BEGIN Provided records
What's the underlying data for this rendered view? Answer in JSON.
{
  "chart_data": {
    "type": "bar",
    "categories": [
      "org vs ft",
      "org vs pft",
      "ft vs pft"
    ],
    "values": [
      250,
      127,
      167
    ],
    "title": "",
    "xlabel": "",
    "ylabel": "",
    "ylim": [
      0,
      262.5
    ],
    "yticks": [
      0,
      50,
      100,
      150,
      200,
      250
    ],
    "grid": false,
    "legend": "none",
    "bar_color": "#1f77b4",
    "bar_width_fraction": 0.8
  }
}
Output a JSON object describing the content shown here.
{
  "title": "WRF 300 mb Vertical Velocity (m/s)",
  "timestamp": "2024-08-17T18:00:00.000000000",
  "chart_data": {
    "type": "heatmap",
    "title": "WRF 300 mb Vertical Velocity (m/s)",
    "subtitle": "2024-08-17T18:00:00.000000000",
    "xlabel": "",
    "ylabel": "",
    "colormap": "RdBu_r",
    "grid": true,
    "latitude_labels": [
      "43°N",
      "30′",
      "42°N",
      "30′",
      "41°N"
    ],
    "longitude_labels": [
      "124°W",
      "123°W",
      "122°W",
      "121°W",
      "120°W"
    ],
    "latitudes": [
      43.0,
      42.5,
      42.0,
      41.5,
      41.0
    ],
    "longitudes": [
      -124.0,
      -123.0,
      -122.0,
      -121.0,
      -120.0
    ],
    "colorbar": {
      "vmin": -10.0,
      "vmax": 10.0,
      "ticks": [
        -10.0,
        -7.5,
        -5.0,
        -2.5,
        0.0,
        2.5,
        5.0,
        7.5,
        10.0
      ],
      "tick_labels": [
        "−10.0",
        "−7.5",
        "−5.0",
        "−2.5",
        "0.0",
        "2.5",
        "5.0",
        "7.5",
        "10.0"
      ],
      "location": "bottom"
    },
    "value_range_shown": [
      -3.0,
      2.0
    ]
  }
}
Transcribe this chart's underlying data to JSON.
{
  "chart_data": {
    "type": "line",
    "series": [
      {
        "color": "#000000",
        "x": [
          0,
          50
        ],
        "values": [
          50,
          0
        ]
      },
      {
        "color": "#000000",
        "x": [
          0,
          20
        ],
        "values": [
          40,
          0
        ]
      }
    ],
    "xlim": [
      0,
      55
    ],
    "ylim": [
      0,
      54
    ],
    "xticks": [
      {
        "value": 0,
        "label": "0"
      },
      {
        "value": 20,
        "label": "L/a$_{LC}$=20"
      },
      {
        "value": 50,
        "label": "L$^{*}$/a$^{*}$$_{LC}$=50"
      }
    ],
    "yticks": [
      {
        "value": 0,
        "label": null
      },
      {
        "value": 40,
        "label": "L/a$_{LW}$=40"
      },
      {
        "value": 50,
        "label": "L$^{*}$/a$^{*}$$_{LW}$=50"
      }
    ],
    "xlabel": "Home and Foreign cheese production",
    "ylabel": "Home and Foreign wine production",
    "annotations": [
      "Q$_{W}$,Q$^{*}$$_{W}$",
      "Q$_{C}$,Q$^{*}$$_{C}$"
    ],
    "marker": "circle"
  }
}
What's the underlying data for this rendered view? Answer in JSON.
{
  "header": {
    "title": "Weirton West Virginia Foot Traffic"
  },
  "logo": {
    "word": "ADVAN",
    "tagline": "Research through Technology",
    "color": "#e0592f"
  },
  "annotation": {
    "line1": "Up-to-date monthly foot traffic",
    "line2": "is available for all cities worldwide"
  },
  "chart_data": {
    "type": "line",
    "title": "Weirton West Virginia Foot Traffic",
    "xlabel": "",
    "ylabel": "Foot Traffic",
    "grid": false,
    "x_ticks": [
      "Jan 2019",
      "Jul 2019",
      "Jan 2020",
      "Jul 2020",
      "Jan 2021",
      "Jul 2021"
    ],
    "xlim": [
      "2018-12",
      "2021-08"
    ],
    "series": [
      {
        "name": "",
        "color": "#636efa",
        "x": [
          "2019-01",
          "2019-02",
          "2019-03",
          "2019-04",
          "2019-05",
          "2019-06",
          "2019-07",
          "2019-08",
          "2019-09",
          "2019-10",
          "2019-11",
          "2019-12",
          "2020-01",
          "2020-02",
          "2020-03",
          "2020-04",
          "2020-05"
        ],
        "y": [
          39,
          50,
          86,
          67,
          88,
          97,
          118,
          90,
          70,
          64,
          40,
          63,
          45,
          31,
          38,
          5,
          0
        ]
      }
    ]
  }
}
END Provided records
Task statement: Transcribe every record above exactly as it appears.

Reply to the exercise:
What's the underlying data for this rendered view? Answer in JSON.
{
  "chart_data": {
    "type": "bar",
    "categories": [
      "org vs ft",
      "org vs pft",
      "ft vs pft"
    ],
    "values": [
      250,
      127,
      167
    ],
    "title": "",
    "xlabel": "",
    "ylabel": "",
    "ylim": [
      0,
      262.5
    ],
    "yticks": [
      0,
      50,
      100,
      150,
      200,
      250
    ],
    "grid": false,
    "legend": "none",
    "bar_color": "#1f77b4",
    "bar_width_fraction": 0.8
  }
}
Output a JSON object describing the content shown here.
{
  "title": "WRF 300 mb Vertical Velocity (m/s)",
  "timestamp": "2024-08-17T18:00:00.000000000",
  "chart_data": {
    "type": "heatmap",
    "title": "WRF 300 mb Vertical Velocity (m/s)",
    "subtitle": "2024-08-17T18:00:00.000000000",
    "xlabel": "",
    "ylabel": "",
    "colormap": "RdBu_r",
    "grid": true,
    "latitude_labels": [
      "43°N",
      "30′",
      "42°N",
      "30′",
      "41°N"
    ],
    "longitude_labels": [
      "124°W",
      "123°W",
      "122°W",
      "121°W",
      "120°W"
    ],
    "latitudes": [
      43.0,
      42.5,
      42.0,
      41.5,
      41.0
    ],
    "longitudes": [
      -124.0,
      -123.0,
      -122.0,
      -121.0,
      -120.0
    ],
    "colorbar": {
      "vmin": -10.0,
      "vmax": 10.0,
      "ticks": [
        -10.0,
        -7.5,
        -5.0,
        -2.5,
        0.0,
        2.5,
        5.0,
        7.5,
        10.0
      ],
      "tick_labels": [
        "−10.0",
        "−7.5",
        "−5.0",
        "−2.5",
        "0.0",
        "2.5",
        "5.0",
        "7.5",
        "10.0"
      ],
      "location": "bottom"
    },
    "value_range_shown": [
      -3.0,
      2.0
    ]
  }
}
Transcribe this chart's underlying data to JSON.
{
  "chart_data": {
    "type": "line",
    "series": [
      {
        "color": "#000000",
        "x": [
          0,
          50
        ],
        "values": [
          50,
          0
        ]
      },
      {
        "color": "#000000",
        "x": [
          0,
          20
        ],
        "values": [
          40,
          0
        ]
      }
    ],
    "xlim": [
      0,
      55
    ],
    "ylim": [
      0,
      54
    ],
    "xticks": [
      {
        "value": 0,
        "label": "0"
      },
      {
        "value": 20,
        "label": "L/a$_{LC}$=20"
      },
      {
        "value": 50,
        "label": "L$^{*}$/a$^{*}$$_{LC}$=50"
      }
    ],
    "yticks": [
      {
        "value": 0,
        "label": null
      },
      {
        "value": 40,
        "label": "L/a$_{LW}$=40"
      },
      {
        "value": 50,
        "label": "L$^{*}$/a$^{*}$$_{LW}$=50"
      }
    ],
    "xlabel": "Home and Foreign cheese production",
    "ylabel": "Home and Foreign wine production",
    "annotations": [
      "Q$_{W}$,Q$^{*}$$_{W}$",
      "Q$_{C}$,Q$^{*}$$_{C}$"
    ],
    "marker": "circle"
  }
}
What's the underlying data for this rendered view? Answer in JSON.
{
  "header": {
    "title": "Weirton West Virginia Foot Traffic"
  },
  "logo": {
    "word": "ADVAN",
    "tagline": "Research through Technology",
    "color": "#e0592f"
  },
  "annotation": {
    "line1": "Up-to-date monthly foot traffic",
    "line2": "is available for all cities worldwide"
  },
  "chart_data": {
    "type": "line",
    "title": "Weirton West Virginia Foot Traffic",
    "xlabel": "",
    "ylabel": "Foot Traffic",
    "grid": false,
    "x_ticks": [
      "Jan 2019",
      "Jul 2019",
      "Jan 2020",
      "Jul 2020",
      "Jan 2021",
      "Jul 2021"
    ],
    "xlim": [
      "2018-12",
      "2021-08"
    ],
    "series": [
      {
        "name": "",
        "color": "#636efa",
        "x": [
          "2019-01",
          "2019-02",
          "2019-03",
          "2019-04",
          "2019-05",
          "2019-06",
          "2019-07",
          "2019-08",
          "2019-09",
          "2019-10",
          "2019-11",
          "2019-12",
          "2020-01",
          "2020-02",
          "2020-03",
          "2020-04",
          "2020-05"
        ],
        "y": [
          39,
          50,
          86,
          67,
          88,
          97,
          118,
          90,
          70,
          64,
          40,
          63,
          45,
          31,
          38,
          5,
          0
        ]
      }
    ]
  }
}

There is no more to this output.